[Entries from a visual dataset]
---
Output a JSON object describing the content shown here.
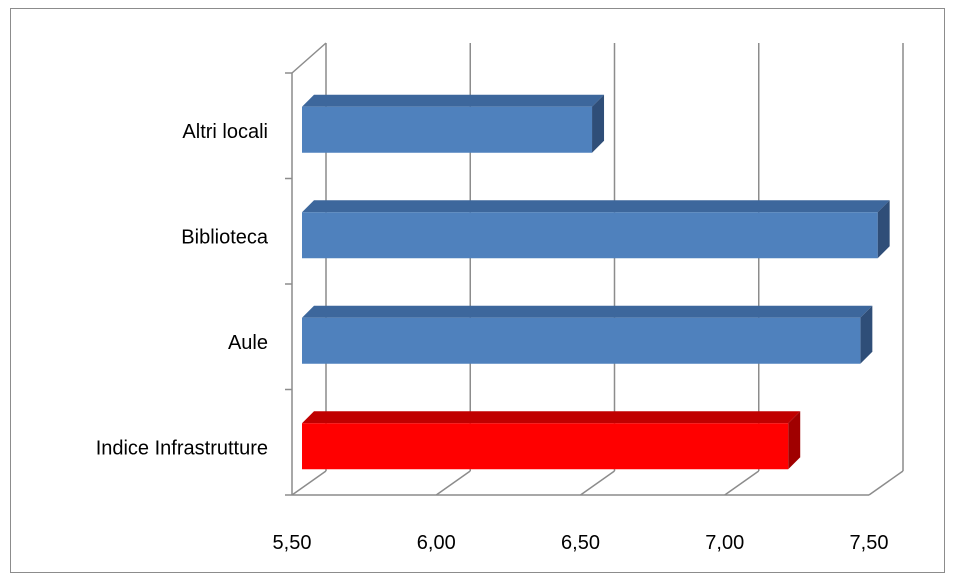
{
  "chart_data": {
    "type": "bar",
    "orientation": "horizontal",
    "style": "3d",
    "categories": [
      "Indice Infrastrutture",
      "Aule",
      "Biblioteca",
      "Altri locali"
    ],
    "values": [
      7.22,
      7.47,
      7.53,
      6.54
    ],
    "xlim": [
      5.5,
      7.5
    ],
    "x_ticks": [
      "5,50",
      "6,00",
      "6,50",
      "7,00",
      "7,50"
    ],
    "grid": true,
    "legend": "none",
    "colors": {
      "Indice Infrastrutture": "#ff0000",
      "Aule": "#4f81bd",
      "Biblioteca": "#4f81bd",
      "Altri locali": "#4f81bd"
    },
    "dark_colors": {
      "Indice Infrastrutture": "#a00000",
      "Aule": "#2f4e78",
      "Biblioteca": "#2f4e78",
      "Altri locali": "#2f4e78"
    },
    "top_colors": {
      "Indice Infrastrutture": "#c00000",
      "Aule": "#3d679c",
      "Biblioteca": "#3d679c",
      "Altri locali": "#3d679c"
    }
  }
}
---
| Objective |
Please transcribe the material above exactly as written. Leave the pictures out.

| Response |
Output a JSON object describing the content shown here.
{
  "chart_data": {
    "type": "bar",
    "orientation": "horizontal",
    "style": "3d",
    "categories": [
      "Indice Infrastrutture",
      "Aule",
      "Biblioteca",
      "Altri locali"
    ],
    "values": [
      7.22,
      7.47,
      7.53,
      6.54
    ],
    "xlim": [
      5.5,
      7.5
    ],
    "x_ticks": [
      "5,50",
      "6,00",
      "6,50",
      "7,00",
      "7,50"
    ],
    "grid": true,
    "legend": "none",
    "colors": {
      "Indice Infrastrutture": "#ff0000",
      "Aule": "#4f81bd",
      "Biblioteca": "#4f81bd",
      "Altri locali": "#4f81bd"
    },
    "dark_colors": {
      "Indice Infrastrutture": "#a00000",
      "Aule": "#2f4e78",
      "Biblioteca": "#2f4e78",
      "Altri locali": "#2f4e78"
    },
    "top_colors": {
      "Indice Infrastrutture": "#c00000",
      "Aule": "#3d679c",
      "Biblioteca": "#3d679c",
      "Altri locali": "#3d679c"
    }
  }
}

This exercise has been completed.